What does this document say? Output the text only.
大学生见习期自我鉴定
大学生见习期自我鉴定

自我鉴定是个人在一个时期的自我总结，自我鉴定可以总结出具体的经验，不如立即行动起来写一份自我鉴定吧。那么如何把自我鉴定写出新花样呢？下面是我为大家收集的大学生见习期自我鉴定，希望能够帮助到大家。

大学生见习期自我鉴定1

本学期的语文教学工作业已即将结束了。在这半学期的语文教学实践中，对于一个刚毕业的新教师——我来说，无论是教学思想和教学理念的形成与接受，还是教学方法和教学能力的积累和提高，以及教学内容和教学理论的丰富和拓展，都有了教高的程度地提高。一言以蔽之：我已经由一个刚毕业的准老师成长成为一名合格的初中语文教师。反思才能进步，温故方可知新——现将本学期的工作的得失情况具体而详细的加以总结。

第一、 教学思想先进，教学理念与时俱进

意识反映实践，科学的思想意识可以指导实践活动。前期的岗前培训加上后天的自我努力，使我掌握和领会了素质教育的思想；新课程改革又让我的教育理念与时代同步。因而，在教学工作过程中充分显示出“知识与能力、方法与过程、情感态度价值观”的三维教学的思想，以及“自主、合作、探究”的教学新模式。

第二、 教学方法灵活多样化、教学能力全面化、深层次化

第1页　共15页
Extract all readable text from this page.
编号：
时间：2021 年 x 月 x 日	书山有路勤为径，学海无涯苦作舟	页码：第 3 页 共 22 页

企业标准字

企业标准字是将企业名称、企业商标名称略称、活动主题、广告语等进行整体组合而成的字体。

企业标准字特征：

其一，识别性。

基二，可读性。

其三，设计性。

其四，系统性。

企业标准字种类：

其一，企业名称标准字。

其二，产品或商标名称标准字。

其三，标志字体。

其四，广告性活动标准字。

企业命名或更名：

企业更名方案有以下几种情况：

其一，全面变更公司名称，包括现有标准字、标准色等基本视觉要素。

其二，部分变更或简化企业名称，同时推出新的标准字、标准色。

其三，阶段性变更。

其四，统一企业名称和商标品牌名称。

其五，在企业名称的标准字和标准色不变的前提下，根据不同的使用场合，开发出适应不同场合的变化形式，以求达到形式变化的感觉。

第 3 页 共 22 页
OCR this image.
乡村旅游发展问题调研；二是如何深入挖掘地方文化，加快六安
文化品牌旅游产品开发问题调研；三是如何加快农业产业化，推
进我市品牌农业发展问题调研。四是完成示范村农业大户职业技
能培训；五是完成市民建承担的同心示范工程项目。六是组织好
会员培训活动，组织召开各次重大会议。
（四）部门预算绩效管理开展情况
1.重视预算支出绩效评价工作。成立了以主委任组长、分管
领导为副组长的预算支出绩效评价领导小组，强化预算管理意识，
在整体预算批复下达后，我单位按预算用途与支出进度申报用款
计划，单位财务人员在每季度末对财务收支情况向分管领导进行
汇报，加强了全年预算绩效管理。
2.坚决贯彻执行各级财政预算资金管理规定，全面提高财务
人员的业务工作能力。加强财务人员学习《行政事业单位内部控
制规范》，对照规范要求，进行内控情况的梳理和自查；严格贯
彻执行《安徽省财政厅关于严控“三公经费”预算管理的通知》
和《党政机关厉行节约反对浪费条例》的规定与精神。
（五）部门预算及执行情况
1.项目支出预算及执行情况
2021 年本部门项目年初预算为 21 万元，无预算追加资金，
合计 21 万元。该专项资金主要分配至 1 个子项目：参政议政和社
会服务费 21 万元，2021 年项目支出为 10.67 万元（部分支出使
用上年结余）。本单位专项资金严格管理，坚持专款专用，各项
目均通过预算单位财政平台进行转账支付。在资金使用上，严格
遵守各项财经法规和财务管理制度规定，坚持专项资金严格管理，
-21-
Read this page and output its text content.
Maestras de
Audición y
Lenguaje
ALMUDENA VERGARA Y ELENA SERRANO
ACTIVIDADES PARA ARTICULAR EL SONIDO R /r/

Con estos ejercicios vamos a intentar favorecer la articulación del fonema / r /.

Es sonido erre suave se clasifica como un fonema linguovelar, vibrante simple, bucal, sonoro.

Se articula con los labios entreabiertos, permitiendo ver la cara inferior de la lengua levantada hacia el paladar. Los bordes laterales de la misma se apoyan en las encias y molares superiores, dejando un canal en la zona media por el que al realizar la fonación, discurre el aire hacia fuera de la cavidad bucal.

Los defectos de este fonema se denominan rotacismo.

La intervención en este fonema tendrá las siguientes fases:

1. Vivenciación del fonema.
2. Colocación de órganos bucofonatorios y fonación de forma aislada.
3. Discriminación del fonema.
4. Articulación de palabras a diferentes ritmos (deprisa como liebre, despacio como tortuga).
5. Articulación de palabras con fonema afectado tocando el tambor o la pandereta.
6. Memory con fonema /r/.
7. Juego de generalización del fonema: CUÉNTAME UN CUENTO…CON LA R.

※ ※ ※

== Required work ==
Copy out every line that includes the word "palabras".

== The output ==
4. Articulación de palabras a diferentes ritmos (deprisa como liebre, despacio como tortuga).
5. Articulación de palabras con fonema afectado tocando el tambor o la pandereta.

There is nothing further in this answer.